→ Exercise goal:
For the copy, please give all of the data again exactly and leave the pictures out.

→ Record extracts:
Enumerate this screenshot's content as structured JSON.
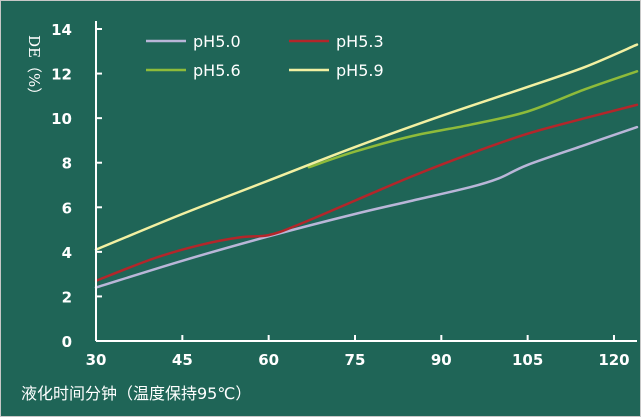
{
  "chart_data": {
    "type": "line",
    "xlabel": "液化时间分钟（温度保持95℃）",
    "ylabel": "DE（%）",
    "xlim": [
      30,
      124
    ],
    "ylim": [
      0,
      14
    ],
    "x_ticks": [
      "30",
      "45",
      "60",
      "75",
      "90",
      "105",
      "120"
    ],
    "y_ticks": [
      "0",
      "2",
      "4",
      "6",
      "8",
      "10",
      "12",
      "14"
    ],
    "x_tick_values": [
      30,
      45,
      60,
      75,
      90,
      105,
      120
    ],
    "y_tick_values": [
      0,
      2,
      4,
      6,
      8,
      10,
      12,
      14
    ],
    "grid": false,
    "legend_position": "top-left",
    "series": [
      {
        "name": "pH5.0",
        "color": "#b9b6d8",
        "x": [
          30,
          45,
          60,
          75,
          85,
          95,
          100,
          105,
          115,
          124
        ],
        "y": [
          2.4,
          3.6,
          4.7,
          5.7,
          6.3,
          6.9,
          7.3,
          7.9,
          8.8,
          9.6
        ]
      },
      {
        "name": "pH5.3",
        "color": "#b3262a",
        "x": [
          30,
          40,
          48,
          55,
          60,
          65,
          75,
          85,
          95,
          105,
          115,
          124
        ],
        "y": [
          2.7,
          3.7,
          4.3,
          4.65,
          4.75,
          5.2,
          6.3,
          7.4,
          8.4,
          9.3,
          10.0,
          10.6
        ]
      },
      {
        "name": "pH5.6",
        "color": "#8ebb3a",
        "x": [
          67,
          75,
          85,
          95,
          105,
          115,
          124
        ],
        "y": [
          7.8,
          8.5,
          9.2,
          9.7,
          10.3,
          11.3,
          12.1
        ]
      },
      {
        "name": "pH5.9",
        "color": "#f2f0a2",
        "x": [
          30,
          45,
          60,
          75,
          90,
          105,
          115,
          124
        ],
        "y": [
          4.1,
          5.7,
          7.2,
          8.7,
          10.1,
          11.4,
          12.3,
          13.3
        ]
      }
    ]
  },
  "axis_color": "#ffffff"
}
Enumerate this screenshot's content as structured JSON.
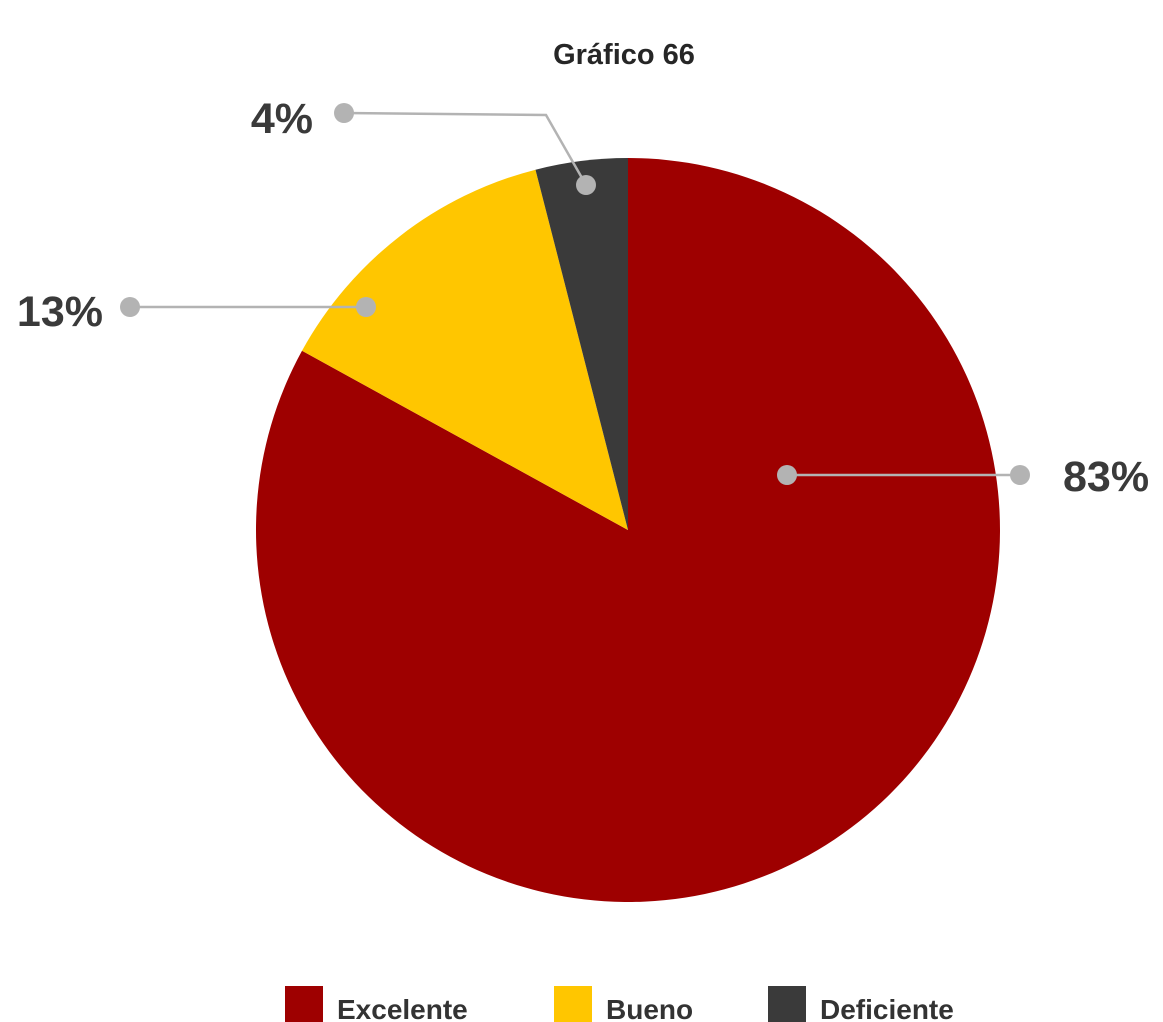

→ Solution for this exercise:
Enumerate this screenshot's content as structured JSON.
{
  "chart_data": {
    "type": "line",
    "xlabel": "液化时间分钟（温度保持95℃）",
    "ylabel": "DE（%）",
    "xlim": [
      30,
      124
    ],
    "ylim": [
      0,
      14
    ],
    "x_ticks": [
      "30",
      "45",
      "60",
      "75",
      "90",
      "105",
      "120"
    ],
    "y_ticks": [
      "0",
      "2",
      "4",
      "6",
      "8",
      "10",
      "12",
      "14"
    ],
    "x_tick_values": [
      30,
      45,
      60,
      75,
      90,
      105,
      120
    ],
    "y_tick_values": [
      0,
      2,
      4,
      6,
      8,
      10,
      12,
      14
    ],
    "grid": false,
    "legend_position": "top-left",
    "series": [
      {
        "name": "pH5.0",
        "color": "#b9b6d8",
        "x": [
          30,
          45,
          60,
          75,
          85,
          95,
          100,
          105,
          115,
          124
        ],
        "y": [
          2.4,
          3.6,
          4.7,
          5.7,
          6.3,
          6.9,
          7.3,
          7.9,
          8.8,
          9.6
        ]
      },
      {
        "name": "pH5.3",
        "color": "#b3262a",
        "x": [
          30,
          40,
          48,
          55,
          60,
          65,
          75,
          85,
          95,
          105,
          115,
          124
        ],
        "y": [
          2.7,
          3.7,
          4.3,
          4.65,
          4.75,
          5.2,
          6.3,
          7.4,
          8.4,
          9.3,
          10.0,
          10.6
        ]
      },
      {
        "name": "pH5.6",
        "color": "#8ebb3a",
        "x": [
          67,
          75,
          85,
          95,
          105,
          115,
          124
        ],
        "y": [
          7.8,
          8.5,
          9.2,
          9.7,
          10.3,
          11.3,
          12.1
        ]
      },
      {
        "name": "pH5.9",
        "color": "#f2f0a2",
        "x": [
          30,
          45,
          60,
          75,
          90,
          105,
          115,
          124
        ],
        "y": [
          4.1,
          5.7,
          7.2,
          8.7,
          10.1,
          11.4,
          12.3,
          13.3
        ]
      }
    ]
  },
  "axis_color": "#ffffff"
}
Enumerate this screenshot's content as structured JSON.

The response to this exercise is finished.